> **BRIEF**
Print all of the data exactly.

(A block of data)
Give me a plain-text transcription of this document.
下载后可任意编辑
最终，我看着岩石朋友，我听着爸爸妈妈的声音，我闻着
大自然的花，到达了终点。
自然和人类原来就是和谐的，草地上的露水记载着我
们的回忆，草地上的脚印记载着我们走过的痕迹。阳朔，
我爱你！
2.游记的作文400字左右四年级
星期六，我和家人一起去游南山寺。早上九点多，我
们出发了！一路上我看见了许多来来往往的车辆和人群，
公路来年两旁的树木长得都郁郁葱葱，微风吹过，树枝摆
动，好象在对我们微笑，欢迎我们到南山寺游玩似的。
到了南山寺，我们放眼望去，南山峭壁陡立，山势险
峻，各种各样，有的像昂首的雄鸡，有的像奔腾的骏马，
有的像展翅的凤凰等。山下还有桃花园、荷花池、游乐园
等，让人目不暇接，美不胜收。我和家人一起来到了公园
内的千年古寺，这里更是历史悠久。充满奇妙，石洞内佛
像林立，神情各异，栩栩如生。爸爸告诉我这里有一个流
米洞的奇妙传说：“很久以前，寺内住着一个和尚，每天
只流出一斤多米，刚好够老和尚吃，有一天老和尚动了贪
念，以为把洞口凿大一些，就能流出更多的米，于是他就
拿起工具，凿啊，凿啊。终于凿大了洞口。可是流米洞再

> **TASK RESPONSE**
Give me a plain-text transcription of this document.
下载后可任意编辑
最终，我看着岩石朋友，我听着爸爸妈妈的声音，我闻着
大自然的花，到达了终点。
自然和人类原来就是和谐的，草地上的露水记载着我
们的回忆，草地上的脚印记载着我们走过的痕迹。阳朔，
我爱你！
2.游记的作文400字左右四年级
星期六，我和家人一起去游南山寺。早上九点多，我
们出发了！一路上我看见了许多来来往往的车辆和人群，
公路来年两旁的树木长得都郁郁葱葱，微风吹过，树枝摆
动，好象在对我们微笑，欢迎我们到南山寺游玩似的。
到了南山寺，我们放眼望去，南山峭壁陡立，山势险
峻，各种各样，有的像昂首的雄鸡，有的像奔腾的骏马，
有的像展翅的凤凰等。山下还有桃花园、荷花池、游乐园
等，让人目不暇接，美不胜收。我和家人一起来到了公园
内的千年古寺，这里更是历史悠久。充满奇妙，石洞内佛
像林立，神情各异，栩栩如生。爸爸告诉我这里有一个流
米洞的奇妙传说：“很久以前，寺内住着一个和尚，每天
只流出一斤多米，刚好够老和尚吃，有一天老和尚动了贪
念，以为把洞口凿大一些，就能流出更多的米，于是他就
拿起工具，凿啊，凿啊。终于凿大了洞口。可是流米洞再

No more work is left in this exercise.